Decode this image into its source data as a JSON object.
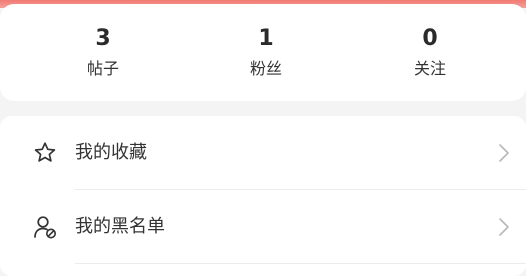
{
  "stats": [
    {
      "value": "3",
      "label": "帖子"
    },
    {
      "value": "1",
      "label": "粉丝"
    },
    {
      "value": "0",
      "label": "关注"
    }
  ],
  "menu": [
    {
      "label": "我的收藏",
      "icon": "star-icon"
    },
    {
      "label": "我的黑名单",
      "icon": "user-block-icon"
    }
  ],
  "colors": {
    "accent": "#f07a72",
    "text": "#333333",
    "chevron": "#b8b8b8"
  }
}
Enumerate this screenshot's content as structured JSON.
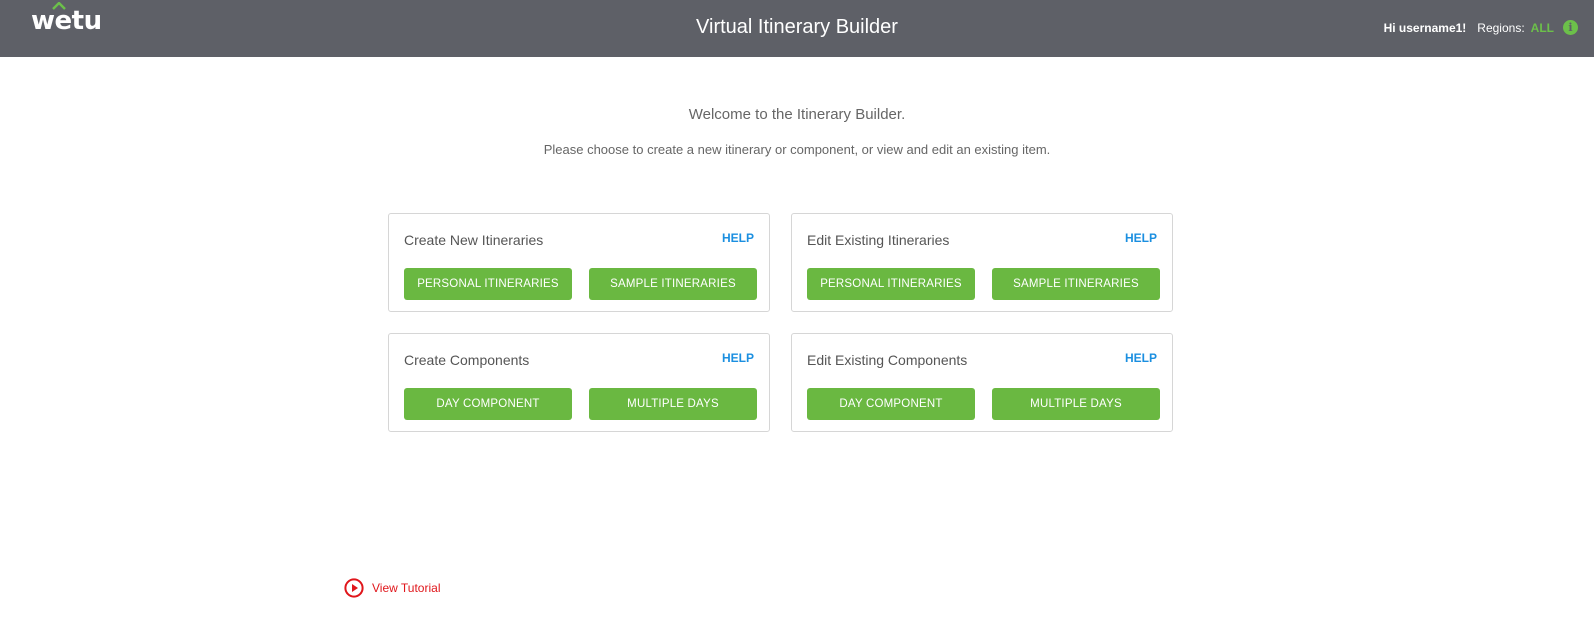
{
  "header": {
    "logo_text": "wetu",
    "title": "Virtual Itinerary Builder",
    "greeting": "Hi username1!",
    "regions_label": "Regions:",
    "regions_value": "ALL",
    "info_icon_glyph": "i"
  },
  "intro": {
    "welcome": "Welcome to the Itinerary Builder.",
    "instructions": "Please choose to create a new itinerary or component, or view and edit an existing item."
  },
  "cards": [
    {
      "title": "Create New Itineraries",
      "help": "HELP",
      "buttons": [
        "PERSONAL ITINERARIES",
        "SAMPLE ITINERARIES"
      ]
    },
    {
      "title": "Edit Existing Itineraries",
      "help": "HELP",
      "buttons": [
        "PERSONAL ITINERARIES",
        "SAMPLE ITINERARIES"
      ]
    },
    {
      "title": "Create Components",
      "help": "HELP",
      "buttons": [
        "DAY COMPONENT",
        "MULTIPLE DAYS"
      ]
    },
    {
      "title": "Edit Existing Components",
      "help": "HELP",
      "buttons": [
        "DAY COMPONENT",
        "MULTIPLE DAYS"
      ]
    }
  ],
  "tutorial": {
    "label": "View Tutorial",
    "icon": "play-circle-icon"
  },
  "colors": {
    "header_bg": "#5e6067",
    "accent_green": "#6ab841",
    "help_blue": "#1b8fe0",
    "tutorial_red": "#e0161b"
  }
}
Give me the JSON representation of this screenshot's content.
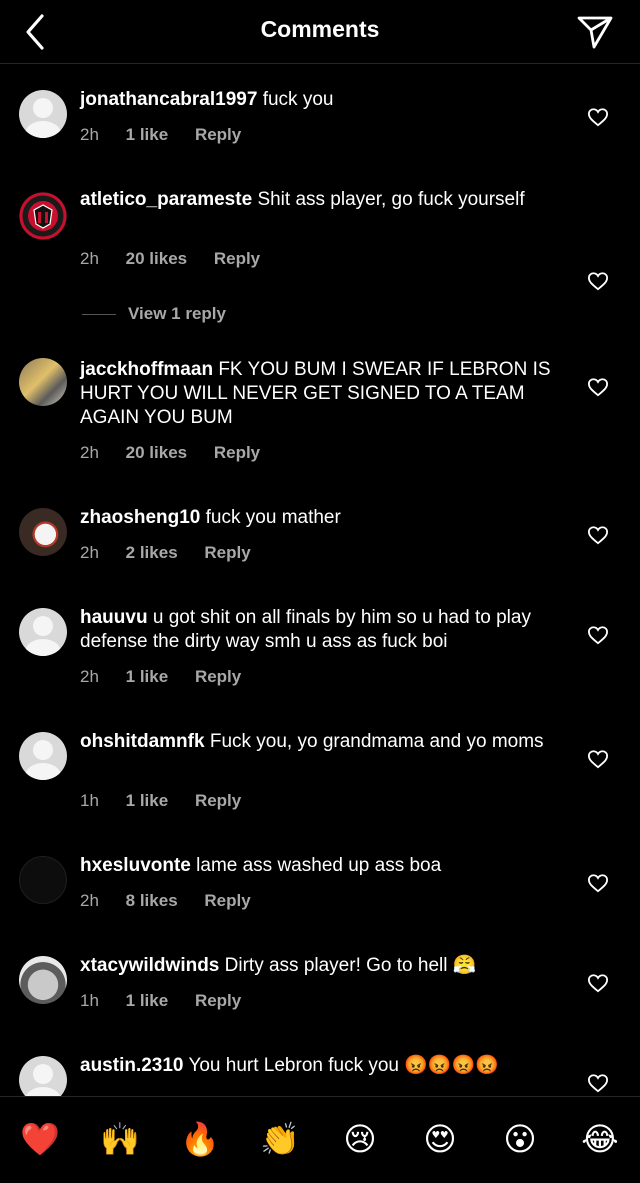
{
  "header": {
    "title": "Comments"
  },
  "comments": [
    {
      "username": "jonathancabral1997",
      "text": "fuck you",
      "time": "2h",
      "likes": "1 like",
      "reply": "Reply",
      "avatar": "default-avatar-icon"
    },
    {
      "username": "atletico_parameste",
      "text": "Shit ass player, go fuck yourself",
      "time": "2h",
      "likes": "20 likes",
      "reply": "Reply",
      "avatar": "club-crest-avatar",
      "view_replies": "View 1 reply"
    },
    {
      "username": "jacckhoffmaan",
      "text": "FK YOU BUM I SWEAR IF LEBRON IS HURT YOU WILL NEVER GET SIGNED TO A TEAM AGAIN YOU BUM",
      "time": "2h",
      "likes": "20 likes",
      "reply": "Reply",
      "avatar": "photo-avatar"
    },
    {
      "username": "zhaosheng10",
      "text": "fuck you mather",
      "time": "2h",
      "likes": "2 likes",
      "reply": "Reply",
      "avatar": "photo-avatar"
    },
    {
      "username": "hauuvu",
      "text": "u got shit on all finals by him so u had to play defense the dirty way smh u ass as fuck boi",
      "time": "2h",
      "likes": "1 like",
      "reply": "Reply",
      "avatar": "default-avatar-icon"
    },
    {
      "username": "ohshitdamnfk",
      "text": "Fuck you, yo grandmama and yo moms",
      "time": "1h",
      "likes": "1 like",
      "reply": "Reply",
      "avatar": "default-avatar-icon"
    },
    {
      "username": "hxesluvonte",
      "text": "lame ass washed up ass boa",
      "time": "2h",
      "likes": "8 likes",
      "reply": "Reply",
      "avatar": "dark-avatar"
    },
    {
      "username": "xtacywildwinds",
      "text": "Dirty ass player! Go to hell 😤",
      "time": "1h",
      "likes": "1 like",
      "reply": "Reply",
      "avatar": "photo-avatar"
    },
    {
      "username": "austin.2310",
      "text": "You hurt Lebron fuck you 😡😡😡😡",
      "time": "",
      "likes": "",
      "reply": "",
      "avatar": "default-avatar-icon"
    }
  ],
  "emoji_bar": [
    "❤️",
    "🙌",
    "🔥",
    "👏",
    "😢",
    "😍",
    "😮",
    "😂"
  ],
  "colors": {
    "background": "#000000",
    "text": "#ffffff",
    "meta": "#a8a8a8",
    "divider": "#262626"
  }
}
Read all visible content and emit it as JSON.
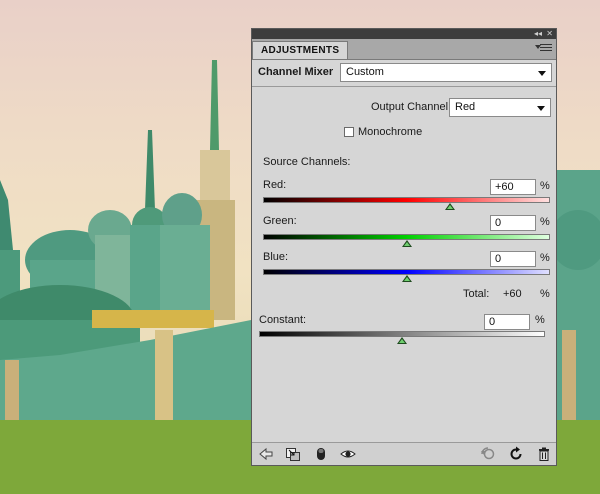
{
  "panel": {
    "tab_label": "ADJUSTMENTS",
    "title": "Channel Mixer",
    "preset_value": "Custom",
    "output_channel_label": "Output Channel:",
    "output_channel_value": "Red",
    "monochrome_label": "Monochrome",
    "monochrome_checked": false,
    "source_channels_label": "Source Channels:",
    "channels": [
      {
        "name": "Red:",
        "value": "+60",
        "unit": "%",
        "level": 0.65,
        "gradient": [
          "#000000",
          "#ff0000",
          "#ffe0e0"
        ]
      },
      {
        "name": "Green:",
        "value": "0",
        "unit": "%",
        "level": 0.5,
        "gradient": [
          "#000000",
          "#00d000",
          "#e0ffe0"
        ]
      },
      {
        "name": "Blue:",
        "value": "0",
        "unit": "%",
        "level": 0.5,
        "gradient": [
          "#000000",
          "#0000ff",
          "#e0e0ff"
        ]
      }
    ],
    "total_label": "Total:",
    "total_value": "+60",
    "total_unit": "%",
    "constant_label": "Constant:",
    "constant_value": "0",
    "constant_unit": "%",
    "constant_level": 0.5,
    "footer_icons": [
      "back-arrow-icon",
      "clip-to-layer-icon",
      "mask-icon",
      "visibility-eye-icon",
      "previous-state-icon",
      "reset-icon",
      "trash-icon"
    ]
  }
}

-----

**What is being asked**
Pictures don't belong in the copy. Transcribe every record exactly as it appears.

**Finished task**
Decode this image into its source data as a JSON object.
{
  "stats": [
    {
      "value": "3",
      "label": "帖子"
    },
    {
      "value": "1",
      "label": "粉丝"
    },
    {
      "value": "0",
      "label": "关注"
    }
  ],
  "menu": [
    {
      "label": "我的收藏",
      "icon": "star-icon"
    },
    {
      "label": "我的黑名单",
      "icon": "user-block-icon"
    }
  ],
  "colors": {
    "accent": "#f07a72",
    "text": "#333333",
    "chevron": "#b8b8b8"
  }
}
Enumerate this screenshot's content as structured JSON.
{
  "header": {
    "logo_text": "wetu",
    "title": "Virtual Itinerary Builder",
    "greeting": "Hi username1!",
    "regions_label": "Regions:",
    "regions_value": "ALL",
    "info_icon_glyph": "i"
  },
  "intro": {
    "welcome": "Welcome to the Itinerary Builder.",
    "instructions": "Please choose to create a new itinerary or component, or view and edit an existing item."
  },
  "cards": [
    {
      "title": "Create New Itineraries",
      "help": "HELP",
      "buttons": [
        "PERSONAL ITINERARIES",
        "SAMPLE ITINERARIES"
      ]
    },
    {
      "title": "Edit Existing Itineraries",
      "help": "HELP",
      "buttons": [
        "PERSONAL ITINERARIES",
        "SAMPLE ITINERARIES"
      ]
    },
    {
      "title": "Create Components",
      "help": "HELP",
      "buttons": [
        "DAY COMPONENT",
        "MULTIPLE DAYS"
      ]
    },
    {
      "title": "Edit Existing Components",
      "help": "HELP",
      "buttons": [
        "DAY COMPONENT",
        "MULTIPLE DAYS"
      ]
    }
  ],
  "tutorial": {
    "label": "View Tutorial",
    "icon": "play-circle-icon"
  },
  "colors": {
    "header_bg": "#5e6067",
    "accent_green": "#6ab841",
    "help_blue": "#1b8fe0",
    "tutorial_red": "#e0161b"
  }
}
Give me the JSON representation of this screenshot's content.
{
  "header": {
    "title": "Comments"
  },
  "comments": [
    {
      "username": "jonathancabral1997",
      "text": "fuck you",
      "time": "2h",
      "likes": "1 like",
      "reply": "Reply",
      "avatar": "default-avatar-icon"
    },
    {
      "username": "atletico_parameste",
      "text": "Shit ass player, go fuck yourself",
      "time": "2h",
      "likes": "20 likes",
      "reply": "Reply",
      "avatar": "club-crest-avatar",
      "view_replies": "View 1 reply"
    },
    {
      "username": "jacckhoffmaan",
      "text": "FK YOU BUM I SWEAR IF LEBRON IS HURT YOU WILL NEVER GET SIGNED TO A TEAM AGAIN YOU BUM",
      "time": "2h",
      "likes": "20 likes",
      "reply": "Reply",
      "avatar": "photo-avatar"
    },
    {
      "username": "zhaosheng10",
      "text": "fuck you mather",
      "time": "2h",
      "likes": "2 likes",
      "reply": "Reply",
      "avatar": "photo-avatar"
    },
    {
      "username": "hauuvu",
      "text": "u got shit on all finals by him so u had to play defense the dirty way smh u ass as fuck boi",
      "time": "2h",
      "likes": "1 like",
      "reply": "Reply",
      "avatar": "default-avatar-icon"
    },
    {
      "username": "ohshitdamnfk",
      "text": "Fuck you, yo grandmama and yo moms",
      "time": "1h",
      "likes": "1 like",
      "reply": "Reply",
      "avatar": "default-avatar-icon"
    },
    {
      "username": "hxesluvonte",
      "text": "lame ass washed up ass boa",
      "time": "2h",
      "likes": "8 likes",
      "reply": "Reply",
      "avatar": "dark-avatar"
    },
    {
      "username": "xtacywildwinds",
      "text": "Dirty ass player! Go to hell 😤",
      "time": "1h",
      "likes": "1 like",
      "reply": "Reply",
      "avatar": "photo-avatar"
    },
    {
      "username": "austin.2310",
      "text": "You hurt Lebron fuck you 😡😡😡😡",
      "time": "",
      "likes": "",
      "reply": "",
      "avatar": "default-avatar-icon"
    }
  ],
  "emoji_bar": [
    "❤️",
    "🙌",
    "🔥",
    "👏",
    "😢",
    "😍",
    "😮",
    "😂"
  ],
  "colors": {
    "background": "#000000",
    "text": "#ffffff",
    "meta": "#a8a8a8",
    "divider": "#262626"
  }
}
Read all visible content and emit it as JSON.
{
  "panel": {
    "tab_label": "ADJUSTMENTS",
    "title": "Channel Mixer",
    "preset_value": "Custom",
    "output_channel_label": "Output Channel:",
    "output_channel_value": "Red",
    "monochrome_label": "Monochrome",
    "monochrome_checked": false,
    "source_channels_label": "Source Channels:",
    "channels": [
      {
        "name": "Red:",
        "value": "+60",
        "unit": "%",
        "level": 0.65,
        "gradient": [
          "#000000",
          "#ff0000",
          "#ffe0e0"
        ]
      },
      {
        "name": "Green:",
        "value": "0",
        "unit": "%",
        "level": 0.5,
        "gradient": [
          "#000000",
          "#00d000",
          "#e0ffe0"
        ]
      },
      {
        "name": "Blue:",
        "value": "0",
        "unit": "%",
        "level": 0.5,
        "gradient": [
          "#000000",
          "#0000ff",
          "#e0e0ff"
        ]
      }
    ],
    "total_label": "Total:",
    "total_value": "+60",
    "total_unit": "%",
    "constant_label": "Constant:",
    "constant_value": "0",
    "constant_unit": "%",
    "constant_level": 0.5,
    "footer_icons": [
      "back-arrow-icon",
      "clip-to-layer-icon",
      "mask-icon",
      "visibility-eye-icon",
      "previous-state-icon",
      "reset-icon",
      "trash-icon"
    ]
  }
}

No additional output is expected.